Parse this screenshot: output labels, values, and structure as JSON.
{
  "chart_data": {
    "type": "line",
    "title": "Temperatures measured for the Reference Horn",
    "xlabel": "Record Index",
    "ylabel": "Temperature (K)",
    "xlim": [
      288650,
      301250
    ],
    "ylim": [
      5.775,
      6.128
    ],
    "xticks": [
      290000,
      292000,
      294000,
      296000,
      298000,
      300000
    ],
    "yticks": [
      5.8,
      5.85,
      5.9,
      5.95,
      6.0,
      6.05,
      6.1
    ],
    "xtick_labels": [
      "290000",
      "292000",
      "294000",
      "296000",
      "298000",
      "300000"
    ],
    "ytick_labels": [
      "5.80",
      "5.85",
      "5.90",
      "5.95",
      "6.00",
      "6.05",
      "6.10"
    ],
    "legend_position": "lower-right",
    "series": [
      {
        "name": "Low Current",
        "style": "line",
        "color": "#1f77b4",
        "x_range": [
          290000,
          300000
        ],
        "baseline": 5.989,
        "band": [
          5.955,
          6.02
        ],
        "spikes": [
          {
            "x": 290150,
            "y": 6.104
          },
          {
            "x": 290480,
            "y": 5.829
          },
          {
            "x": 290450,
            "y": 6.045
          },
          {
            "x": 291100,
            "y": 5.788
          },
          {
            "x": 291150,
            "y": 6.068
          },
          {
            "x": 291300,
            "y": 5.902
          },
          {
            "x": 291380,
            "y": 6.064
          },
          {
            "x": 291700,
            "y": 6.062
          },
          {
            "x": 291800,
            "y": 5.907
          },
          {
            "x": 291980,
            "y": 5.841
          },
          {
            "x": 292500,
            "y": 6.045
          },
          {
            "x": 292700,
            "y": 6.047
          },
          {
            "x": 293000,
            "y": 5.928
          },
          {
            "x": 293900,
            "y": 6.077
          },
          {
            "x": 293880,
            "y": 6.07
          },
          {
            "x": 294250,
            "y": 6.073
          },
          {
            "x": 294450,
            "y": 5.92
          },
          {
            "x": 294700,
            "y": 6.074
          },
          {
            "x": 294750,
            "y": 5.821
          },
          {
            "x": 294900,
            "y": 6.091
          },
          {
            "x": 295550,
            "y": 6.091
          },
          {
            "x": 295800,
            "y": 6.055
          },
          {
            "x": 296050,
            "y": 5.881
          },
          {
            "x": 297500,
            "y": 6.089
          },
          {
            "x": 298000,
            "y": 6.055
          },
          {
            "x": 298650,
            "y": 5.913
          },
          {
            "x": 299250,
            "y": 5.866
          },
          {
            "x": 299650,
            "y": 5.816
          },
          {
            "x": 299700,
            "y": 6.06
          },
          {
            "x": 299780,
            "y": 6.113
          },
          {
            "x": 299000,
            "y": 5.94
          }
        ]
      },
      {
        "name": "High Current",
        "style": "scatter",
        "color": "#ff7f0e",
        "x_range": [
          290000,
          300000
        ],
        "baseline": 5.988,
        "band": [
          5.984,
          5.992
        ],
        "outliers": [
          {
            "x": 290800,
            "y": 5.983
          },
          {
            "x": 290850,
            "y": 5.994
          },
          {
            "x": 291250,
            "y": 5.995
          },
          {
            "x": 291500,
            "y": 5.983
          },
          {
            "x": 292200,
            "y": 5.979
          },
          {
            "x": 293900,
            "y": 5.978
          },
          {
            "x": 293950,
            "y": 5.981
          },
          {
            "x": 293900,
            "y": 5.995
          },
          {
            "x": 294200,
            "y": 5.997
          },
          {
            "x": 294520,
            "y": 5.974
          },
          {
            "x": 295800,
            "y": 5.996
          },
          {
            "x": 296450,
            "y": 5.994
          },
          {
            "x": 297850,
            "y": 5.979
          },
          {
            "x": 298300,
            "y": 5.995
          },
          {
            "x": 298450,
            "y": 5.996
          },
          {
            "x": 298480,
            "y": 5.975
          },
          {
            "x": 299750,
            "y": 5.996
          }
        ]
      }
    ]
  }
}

_ _ _

Directive » Make an exact copy of the records.

Output of the task »
Parse this screenshot: output labels, values, and structure as JSON.
{
  "chart_data": {
    "type": "line",
    "title": "Temperatures measured for the Reference Horn",
    "xlabel": "Record Index",
    "ylabel": "Temperature (K)",
    "xlim": [
      288650,
      301250
    ],
    "ylim": [
      5.775,
      6.128
    ],
    "xticks": [
      290000,
      292000,
      294000,
      296000,
      298000,
      300000
    ],
    "yticks": [
      5.8,
      5.85,
      5.9,
      5.95,
      6.0,
      6.05,
      6.1
    ],
    "xtick_labels": [
      "290000",
      "292000",
      "294000",
      "296000",
      "298000",
      "300000"
    ],
    "ytick_labels": [
      "5.80",
      "5.85",
      "5.90",
      "5.95",
      "6.00",
      "6.05",
      "6.10"
    ],
    "legend_position": "lower-right",
    "series": [
      {
        "name": "Low Current",
        "style": "line",
        "color": "#1f77b4",
        "x_range": [
          290000,
          300000
        ],
        "baseline": 5.989,
        "band": [
          5.955,
          6.02
        ],
        "spikes": [
          {
            "x": 290150,
            "y": 6.104
          },
          {
            "x": 290480,
            "y": 5.829
          },
          {
            "x": 290450,
            "y": 6.045
          },
          {
            "x": 291100,
            "y": 5.788
          },
          {
            "x": 291150,
            "y": 6.068
          },
          {
            "x": 291300,
            "y": 5.902
          },
          {
            "x": 291380,
            "y": 6.064
          },
          {
            "x": 291700,
            "y": 6.062
          },
          {
            "x": 291800,
            "y": 5.907
          },
          {
            "x": 291980,
            "y": 5.841
          },
          {
            "x": 292500,
            "y": 6.045
          },
          {
            "x": 292700,
            "y": 6.047
          },
          {
            "x": 293000,
            "y": 5.928
          },
          {
            "x": 293900,
            "y": 6.077
          },
          {
            "x": 293880,
            "y": 6.07
          },
          {
            "x": 294250,
            "y": 6.073
          },
          {
            "x": 294450,
            "y": 5.92
          },
          {
            "x": 294700,
            "y": 6.074
          },
          {
            "x": 294750,
            "y": 5.821
          },
          {
            "x": 294900,
            "y": 6.091
          },
          {
            "x": 295550,
            "y": 6.091
          },
          {
            "x": 295800,
            "y": 6.055
          },
          {
            "x": 296050,
            "y": 5.881
          },
          {
            "x": 297500,
            "y": 6.089
          },
          {
            "x": 298000,
            "y": 6.055
          },
          {
            "x": 298650,
            "y": 5.913
          },
          {
            "x": 299250,
            "y": 5.866
          },
          {
            "x": 299650,
            "y": 5.816
          },
          {
            "x": 299700,
            "y": 6.06
          },
          {
            "x": 299780,
            "y": 6.113
          },
          {
            "x": 299000,
            "y": 5.94
          }
        ]
      },
      {
        "name": "High Current",
        "style": "scatter",
        "color": "#ff7f0e",
        "x_range": [
          290000,
          300000
        ],
        "baseline": 5.988,
        "band": [
          5.984,
          5.992
        ],
        "outliers": [
          {
            "x": 290800,
            "y": 5.983
          },
          {
            "x": 290850,
            "y": 5.994
          },
          {
            "x": 291250,
            "y": 5.995
          },
          {
            "x": 291500,
            "y": 5.983
          },
          {
            "x": 292200,
            "y": 5.979
          },
          {
            "x": 293900,
            "y": 5.978
          },
          {
            "x": 293950,
            "y": 5.981
          },
          {
            "x": 293900,
            "y": 5.995
          },
          {
            "x": 294200,
            "y": 5.997
          },
          {
            "x": 294520,
            "y": 5.974
          },
          {
            "x": 295800,
            "y": 5.996
          },
          {
            "x": 296450,
            "y": 5.994
          },
          {
            "x": 297850,
            "y": 5.979
          },
          {
            "x": 298300,
            "y": 5.995
          },
          {
            "x": 298450,
            "y": 5.996
          },
          {
            "x": 298480,
            "y": 5.975
          },
          {
            "x": 299750,
            "y": 5.996
          }
        ]
      }
    ]
  }
}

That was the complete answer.